**The exercise**
Convert every line of the records below into a JSON list of strings, one string per line, leaving out any blank lines.

**Data extract**
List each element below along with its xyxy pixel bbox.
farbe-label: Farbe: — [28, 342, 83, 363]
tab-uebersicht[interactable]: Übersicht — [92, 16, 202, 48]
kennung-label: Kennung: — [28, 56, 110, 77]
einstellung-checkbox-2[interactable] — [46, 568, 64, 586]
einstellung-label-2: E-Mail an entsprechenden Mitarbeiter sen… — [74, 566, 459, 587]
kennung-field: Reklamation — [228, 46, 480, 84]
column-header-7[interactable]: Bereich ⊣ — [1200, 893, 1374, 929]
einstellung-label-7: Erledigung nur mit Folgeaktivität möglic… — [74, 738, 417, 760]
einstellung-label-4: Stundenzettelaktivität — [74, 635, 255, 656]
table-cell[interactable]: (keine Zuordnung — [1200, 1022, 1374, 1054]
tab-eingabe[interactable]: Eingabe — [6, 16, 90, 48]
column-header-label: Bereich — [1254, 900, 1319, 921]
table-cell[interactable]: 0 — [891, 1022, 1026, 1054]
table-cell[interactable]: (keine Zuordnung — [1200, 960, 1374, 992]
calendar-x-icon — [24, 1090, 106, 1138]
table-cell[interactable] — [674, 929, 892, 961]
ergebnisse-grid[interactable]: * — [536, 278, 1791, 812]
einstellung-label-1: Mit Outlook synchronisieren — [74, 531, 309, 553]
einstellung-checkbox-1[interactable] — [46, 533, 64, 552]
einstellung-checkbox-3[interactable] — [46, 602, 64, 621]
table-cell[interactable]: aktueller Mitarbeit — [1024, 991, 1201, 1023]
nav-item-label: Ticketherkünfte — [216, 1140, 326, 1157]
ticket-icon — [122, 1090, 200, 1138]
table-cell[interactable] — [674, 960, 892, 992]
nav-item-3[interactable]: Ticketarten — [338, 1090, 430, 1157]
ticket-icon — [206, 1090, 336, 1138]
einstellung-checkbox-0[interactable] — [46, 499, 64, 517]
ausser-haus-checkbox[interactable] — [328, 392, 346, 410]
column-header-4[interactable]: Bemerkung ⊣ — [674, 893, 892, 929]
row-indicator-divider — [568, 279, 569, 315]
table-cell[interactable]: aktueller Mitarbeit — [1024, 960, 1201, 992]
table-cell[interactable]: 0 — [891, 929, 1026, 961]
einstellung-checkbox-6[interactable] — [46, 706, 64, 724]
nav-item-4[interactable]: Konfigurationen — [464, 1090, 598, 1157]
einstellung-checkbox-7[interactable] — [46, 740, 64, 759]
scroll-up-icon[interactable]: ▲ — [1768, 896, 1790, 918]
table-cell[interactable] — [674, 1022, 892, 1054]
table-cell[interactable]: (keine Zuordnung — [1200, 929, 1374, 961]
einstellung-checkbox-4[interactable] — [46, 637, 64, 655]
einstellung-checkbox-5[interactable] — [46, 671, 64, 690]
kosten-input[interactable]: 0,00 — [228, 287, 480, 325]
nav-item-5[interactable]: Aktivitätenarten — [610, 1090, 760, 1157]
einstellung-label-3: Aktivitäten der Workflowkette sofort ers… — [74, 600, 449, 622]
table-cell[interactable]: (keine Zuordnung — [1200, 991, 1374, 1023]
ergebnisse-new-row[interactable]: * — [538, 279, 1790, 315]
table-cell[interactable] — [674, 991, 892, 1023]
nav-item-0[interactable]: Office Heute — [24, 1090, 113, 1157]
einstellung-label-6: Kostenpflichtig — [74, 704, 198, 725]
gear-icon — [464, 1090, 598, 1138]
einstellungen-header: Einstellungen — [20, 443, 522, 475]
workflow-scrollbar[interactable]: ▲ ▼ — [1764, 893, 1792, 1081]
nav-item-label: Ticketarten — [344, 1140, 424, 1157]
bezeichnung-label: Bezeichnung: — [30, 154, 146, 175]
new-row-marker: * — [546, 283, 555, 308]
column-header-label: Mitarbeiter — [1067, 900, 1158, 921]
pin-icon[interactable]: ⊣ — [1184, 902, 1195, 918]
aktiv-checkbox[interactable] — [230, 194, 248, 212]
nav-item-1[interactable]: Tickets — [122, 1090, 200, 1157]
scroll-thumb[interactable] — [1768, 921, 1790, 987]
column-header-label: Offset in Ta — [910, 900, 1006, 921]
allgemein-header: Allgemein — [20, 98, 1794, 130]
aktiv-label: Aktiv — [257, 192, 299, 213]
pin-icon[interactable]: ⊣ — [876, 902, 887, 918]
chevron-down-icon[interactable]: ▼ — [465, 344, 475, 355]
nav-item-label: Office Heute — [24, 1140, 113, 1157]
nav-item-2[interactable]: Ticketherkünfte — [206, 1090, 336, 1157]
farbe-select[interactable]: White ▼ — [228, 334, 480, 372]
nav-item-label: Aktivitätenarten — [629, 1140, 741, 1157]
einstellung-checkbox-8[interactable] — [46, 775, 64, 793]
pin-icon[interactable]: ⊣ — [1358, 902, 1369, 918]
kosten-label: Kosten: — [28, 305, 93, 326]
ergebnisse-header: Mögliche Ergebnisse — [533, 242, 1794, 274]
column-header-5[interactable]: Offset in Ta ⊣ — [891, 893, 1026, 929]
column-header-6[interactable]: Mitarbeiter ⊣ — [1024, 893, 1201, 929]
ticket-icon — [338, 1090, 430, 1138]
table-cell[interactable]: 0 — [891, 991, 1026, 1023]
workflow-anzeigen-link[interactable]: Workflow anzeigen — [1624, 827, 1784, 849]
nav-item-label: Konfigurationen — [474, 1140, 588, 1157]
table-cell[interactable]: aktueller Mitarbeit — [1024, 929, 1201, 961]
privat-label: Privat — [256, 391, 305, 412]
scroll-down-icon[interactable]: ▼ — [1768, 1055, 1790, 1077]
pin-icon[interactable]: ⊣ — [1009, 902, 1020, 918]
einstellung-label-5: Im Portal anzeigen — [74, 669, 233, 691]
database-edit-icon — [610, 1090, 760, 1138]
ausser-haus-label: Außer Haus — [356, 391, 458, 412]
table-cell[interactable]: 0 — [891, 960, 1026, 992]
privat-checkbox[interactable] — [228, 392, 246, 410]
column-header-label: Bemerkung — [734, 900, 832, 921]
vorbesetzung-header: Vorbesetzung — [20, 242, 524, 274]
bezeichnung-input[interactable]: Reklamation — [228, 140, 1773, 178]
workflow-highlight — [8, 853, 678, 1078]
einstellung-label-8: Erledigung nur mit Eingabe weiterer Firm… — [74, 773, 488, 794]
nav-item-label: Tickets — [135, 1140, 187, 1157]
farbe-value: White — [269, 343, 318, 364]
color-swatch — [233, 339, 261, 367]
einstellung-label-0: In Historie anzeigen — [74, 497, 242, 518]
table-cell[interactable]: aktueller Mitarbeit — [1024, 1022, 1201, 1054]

**Full output**
[
  "List each element below along with its xyxy pixel bbox.",
  "farbe-label: Farbe: — [28, 342, 83, 363]",
  "tab-uebersicht[interactable]: Übersicht — [92, 16, 202, 48]",
  "kennung-label: Kennung: — [28, 56, 110, 77]",
  "einstellung-checkbox-2[interactable] — [46, 568, 64, 586]",
  "einstellung-label-2: E-Mail an entsprechenden Mitarbeiter sen… — [74, 566, 459, 587]",
  "kennung-field: Reklamation — [228, 46, 480, 84]",
  "column-header-7[interactable]: Bereich ⊣ — [1200, 893, 1374, 929]",
  "einstellung-label-7: Erledigung nur mit Folgeaktivität möglic… — [74, 738, 417, 760]",
  "einstellung-label-4: Stundenzettelaktivität — [74, 635, 255, 656]",
  "table-cell[interactable]: (keine Zuordnung — [1200, 1022, 1374, 1054]",
  "tab-eingabe[interactable]: Eingabe — [6, 16, 90, 48]",
  "column-header-label: Bereich — [1254, 900, 1319, 921]",
  "table-cell[interactable]: 0 — [891, 1022, 1026, 1054]",
  "table-cell[interactable]: (keine Zuordnung — [1200, 960, 1374, 992]",
  "calendar-x-icon — [24, 1090, 106, 1138]",
  "table-cell[interactable] — [674, 929, 892, 961]",
  "ergebnisse-grid[interactable]: * — [536, 278, 1791, 812]",
  "einstellung-label-1: Mit Outlook synchronisieren — [74, 531, 309, 553]",
  "einstellung-checkbox-1[interactable] — [46, 533, 64, 552]",
  "einstellung-checkbox-3[interactable] — [46, 602, 64, 621]",
  "table-cell[interactable]: aktueller Mitarbeit — [1024, 991, 1201, 1023]",
  "nav-item-label: Ticketherkünfte — [216, 1140, 326, 1157]",
  "ticket-icon — [122, 1090, 200, 1138]",
  "table-cell[interactable] — [674, 960, 892, 992]",
  "nav-item-3[interactable]: Ticketarten — [338, 1090, 430, 1157]",
  "ticket-icon — [206, 1090, 336, 1138]",
  "einstellung-checkbox-0[interactable] — [46, 499, 64, 517]",
  "ausser-haus-checkbox[interactable] — [328, 392, 346, 410]",
  "column-header-4[interactable]: Bemerkung ⊣ — [674, 893, 892, 929]",
  "row-indicator-divider — [568, 279, 569, 315]",
  "table-cell[interactable]: aktueller Mitarbeit — [1024, 960, 1201, 992]",
  "table-cell[interactable]: 0 — [891, 929, 1026, 961]",
  "einstellung-checkbox-6[interactable] — [46, 706, 64, 724]",
  "nav-item-4[interactable]: Konfigurationen — [464, 1090, 598, 1157]",
  "einstellung-checkbox-7[interactable] — [46, 740, 64, 759]",
  "scroll-up-icon[interactable]: ▲ — [1768, 896, 1790, 918]",
  "table-cell[interactable] — [674, 1022, 892, 1054]",
  "table-cell[interactable]: (keine Zuordnung — [1200, 929, 1374, 961]",
  "einstellung-checkbox-4[interactable] — [46, 637, 64, 655]",
  "einstellung-checkbox-5[interactable] — [46, 671, 64, 690]",
  "kosten-input[interactable]: 0,00 — [228, 287, 480, 325]",
  "nav-item-5[interactable]: Aktivitätenarten — [610, 1090, 760, 1157]",
  "einstellung-label-3: Aktivitäten der Workflowkette sofort ers… — [74, 600, 449, 622]",
  "table-cell[interactable]: (keine Zuordnung — [1200, 991, 1374, 1023]",
  "ergebnisse-new-row[interactable]: * — [538, 279, 1790, 315]",
  "table-cell[interactable] — [674, 991, 892, 1023]",
  "nav-item-0[interactable]: Office Heute — [24, 1090, 113, 1157]",
  "einstellung-label-6: Kostenpflichtig — [74, 704, 198, 725]",
  "gear-icon — [464, 1090, 598, 1138]",
  "einstellungen-header: Einstellungen — [20, 443, 522, 475]",
  "workflow-scrollbar[interactable]: ▲ ▼ — [1764, 893, 1792, 1081]",
  "nav-item-label: Ticketarten — [344, 1140, 424, 1157]",
  "bezeichnung-label: Bezeichnung: — [30, 154, 146, 175]",
  "new-row-marker: * — [546, 283, 555, 308]",
  "column-header-label: Mitarbeiter — [1067, 900, 1158, 921]",
  "pin-icon[interactable]: ⊣ — [1184, 902, 1195, 918]",
  "aktiv-checkbox[interactable] — [230, 194, 248, 212]",
  "nav-item-1[interactable]: Tickets — [122, 1090, 200, 1157]",
  "scroll-thumb[interactable] — [1768, 921, 1790, 987]",
  "column-header-label: Offset in Ta — [910, 900, 1006, 921]",
  "allgemein-header: Allgemein — [20, 98, 1794, 130]",
  "aktiv-label: Aktiv — [257, 192, 299, 213]",
  "pin-icon[interactable]: ⊣ — [876, 902, 887, 918]",
  "chevron-down-icon[interactable]: ▼ — [465, 344, 475, 355]",
  "nav-item-label: Office Heute — [24, 1140, 113, 1157]",
  "nav-item-2[interactable]: Ticketherkünfte — [206, 1090, 336, 1157]",
  "farbe-select[interactable]: White ▼ — [228, 334, 480, 372]",
  "nav-item-label: Aktivitätenarten — [629, 1140, 741, 1157]",
  "einstellung-checkbox-8[interactable] — [46, 775, 64, 793]",
  "pin-icon[interactable]: ⊣ — [1358, 902, 1369, 918]",
  "kosten-label: Kosten: — [28, 305, 93, 326]",
  "ergebnisse-header: Mögliche Ergebnisse — [533, 242, 1794, 274]",
  "column-header-5[interactable]: Offset in Ta ⊣ — [891, 893, 1026, 929]",
  "column-header-6[interactable]: Mitarbeiter ⊣ — [1024, 893, 1201, 929]",
  "ticket-icon — [338, 1090, 430, 1138]",
  "table-cell[interactable]: 0 — [891, 991, 1026, 1023]",
  "workflow-anzeigen-link[interactable]: Workflow anzeigen — [1624, 827, 1784, 849]",
  "nav-item-label: Konfigurationen — [474, 1140, 588, 1157]",
  "table-cell[interactable]: aktueller Mitarbeit — [1024, 929, 1201, 961]",
  "privat-label: Privat — [256, 391, 305, 412]",
  "scroll-down-icon[interactable]: ▼ — [1768, 1055, 1790, 1077]",
  "pin-icon[interactable]: ⊣ — [1009, 902, 1020, 918]",
  "einstellung-label-5: Im Portal anzeigen — [74, 669, 233, 691]",
  "database-edit-icon — [610, 1090, 760, 1138]",
  "ausser-haus-label: Außer Haus — [356, 391, 458, 412]",
  "table-cell[interactable]: 0 — [891, 960, 1026, 992]",
  "privat-checkbox[interactable] — [228, 392, 246, 410]",
  "column-header-label: Bemerkung — [734, 900, 832, 921]",
  "vorbesetzung-header: Vorbesetzung — [20, 242, 524, 274]",
  "bezeichnung-input[interactable]: Reklamation — [228, 140, 1773, 178]",
  "workflow-highlight — [8, 853, 678, 1078]",
  "einstellung-label-8: Erledigung nur mit Eingabe weiterer Firm… — [74, 773, 488, 794]",
  "nav-item-label: Tickets — [135, 1140, 187, 1157]",
  "farbe-value: White — [269, 343, 318, 364]",
  "color-swatch — [233, 339, 261, 367]",
  "einstellung-label-0: In Historie anzeigen — [74, 497, 242, 518]",
  "table-cell[interactable]: aktueller Mitarbeit — [1024, 1022, 1201, 1054]"
]